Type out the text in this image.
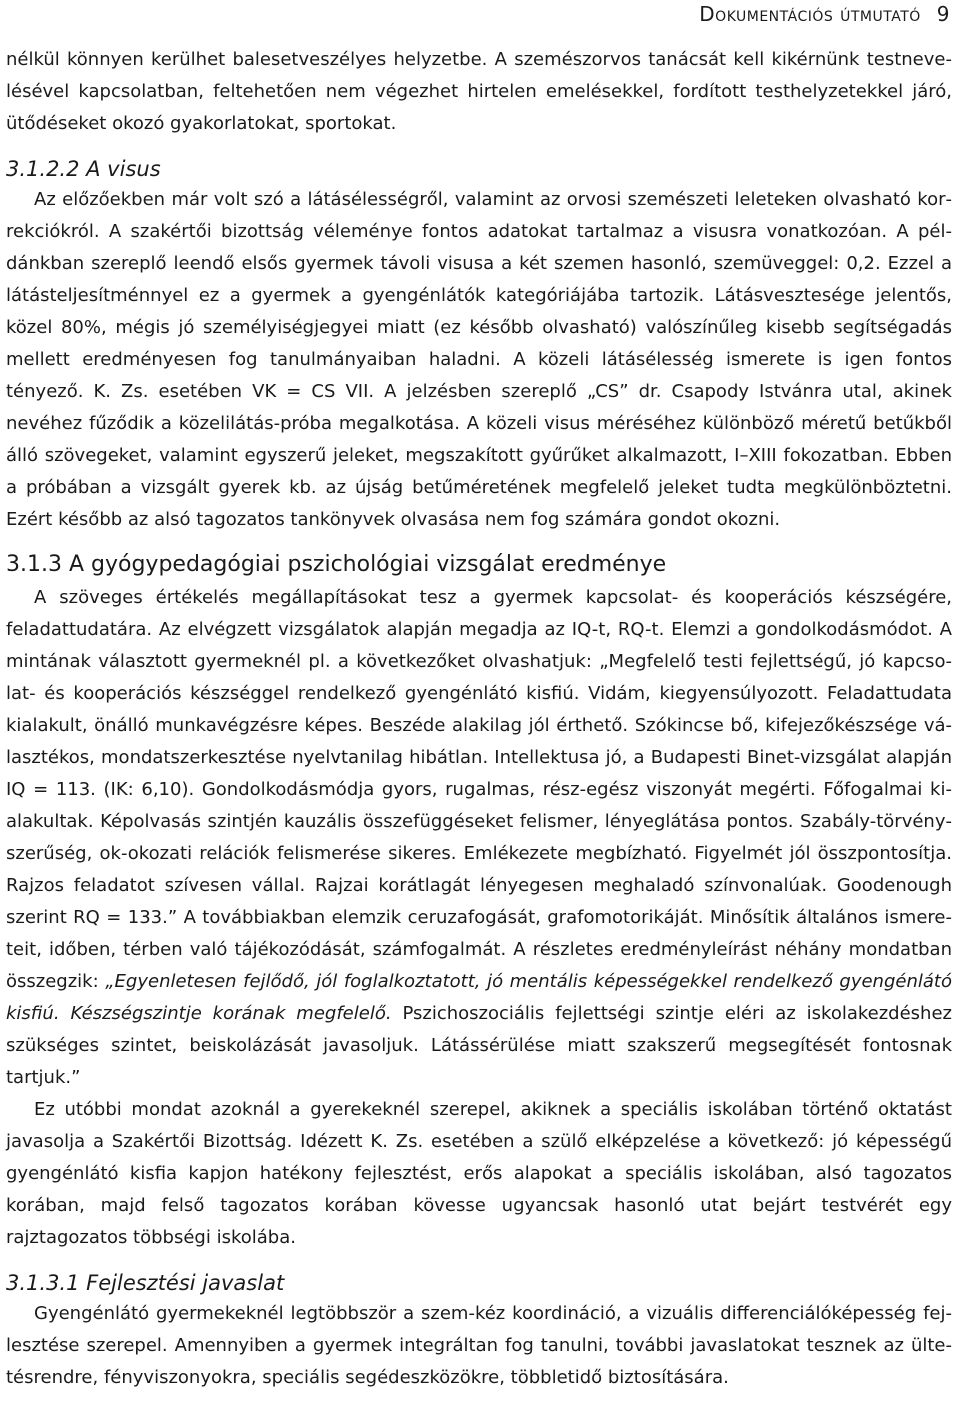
Dokumentációs útmutató 9

nélkül könnyen kerülhet balesetveszélyes helyzetbe. A szemészorvos tanácsát kell kikérnünk testnevelésével kapcsolatban, feltehetően nem végezhet hirtelen emelésekkel, fordított testhelyzetekkel járó, ütődéseket okozó gyakorlatokat, sportokat.

3.1.2.2 A visus

Az előzőekben már volt szó a látásélességről, valamint az orvosi szemészeti leleteken olvasható korrekciókról. A szakértői bizottság véleménye fontos adatokat tartalmaz a visusra vonatkozóan. A példánkban szereplő leendő elsős gyermek távoli visusa a két szemen hasonló, szemüveggel: 0,2. Ezzel a látásteljesítménnyel ez a gyermek a gyengénlátók kategóriájába tartozik. Látásvesztesége jelentős, közel 80%, mégis jó személyiségjegyei miatt (ez később olvasható) valószínűleg kisebb segítségadás mellett eredményesen fog tanulmányaiban haladni. A közeli látásélesség ismerete is igen fontos tényező. K. Zs. esetében VK = CS VII. A jelzésben szereplő „CS” dr. Csapody Istvánra utal, akinek nevéhez fűződik a közelilátás-próba megalkotása. A közeli visus méréséhez különböző méretű betűkből álló szövegeket, valamint egyszerű jeleket, megszakított gyűrűket alkalmazott, I–XIII fokozatban. Ebben a próbában a vizsgált gyerek kb. az újság betűméretének megfelelő jeleket tudta megkülönböztetni. Ezért később az alsó tagozatos tankönyvek olvasása nem fog számára gondot okozni.

3.1.3 A gyógypedagógiai pszichológiai vizsgálat eredménye

A szöveges értékelés megállapításokat tesz a gyermek kapcsolat- és kooperációs készségére, feladattudatára. Az elvégzett vizsgálatok alapján megadja az IQ-t, RQ-t. Elemzi a gondolkodásmódot. A mintának választott gyermeknél pl. a következőket olvashatjuk: „Megfelelő testi fejlettségű, jó kapcsolat- és kooperációs készséggel rendelkező gyengénlátó kisfiú. Vidám, kiegyensúlyozott. Feladattudata kialakult, önálló munkavégzésre képes. Beszéde alakilag jól érthető. Szókincse bő, kifejezőkészsége választékos, mondatszerkesztése nyelvtanilag hibátlan. Intellektusa jó, a Budapesti Binet-vizsgálat alapján IQ = 113. (IK: 6,10). Gondolkodásmódja gyors, rugalmas, rész-egész viszonyát megérti. Főfogalmai kialakultak. Képolvasás szintjén kauzális összefüggéseket felismer, lényeglátása pontos. Szabály-törvényszerűség, ok-okozati relációk felismerése sikeres. Emlékezete megbízható. Figyelmét jól összpontosítja. Rajzos feladatot szívesen vállal. Rajzai korátlagát lényegesen meghaladó színvonalúak. Goodenough szerint RQ = 133.” A továbbiakban elemzik ceruzafogását, grafomotorikáját. Minősítik általános ismereteit, időben, térben való tájékozódását, számfogalmát. A részletes eredményleírást néhány mondatban összegzik: „Egyenletesen fejlődő, jól foglalkoztatott, jó mentális képességekkel rendelkező gyengénlátó kisfiú. Készségszintje korának megfelelő. Pszichoszociális fejlettségi szintje eléri az iskolakezdéshez szükséges szintet, beiskolázását javasoljuk. Látássérülése miatt szakszerű megsegítését fontosnak tartjuk.”

Ez utóbbi mondat azoknál a gyerekeknél szerepel, akiknek a speciális iskolában történő oktatást javasolja a Szakértői Bizottság. Idézett K. Zs. esetében a szülő elképzelése a következő: jó képességű gyengénlátó kisfia kapjon hatékony fejlesztést, erős alapokat a speciális iskolában, alsó tagozatos korában, majd felső tagozatos korában kövesse ugyancsak hasonló utat bejárt testvérét egy rajztagozatos többségi iskolába.

3.1.3.1 Fejlesztési javaslat

Gyengénlátó gyermekeknél legtöbbször a szem-kéz koordináció, a vizuális differenciálóképesség fejlesztése szerepel. Amennyiben a gyermek integráltan fog tanulni, további javaslatokat tesznek az ültetésrendre, fényviszonyokra, speciális segédeszközökre, többletidő biztosítására.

□ □ □

PROBLEM REQUIREMENTS:
Give the count of lines in the listing above that include "szerepel", with no other words.

THE RESULT:
2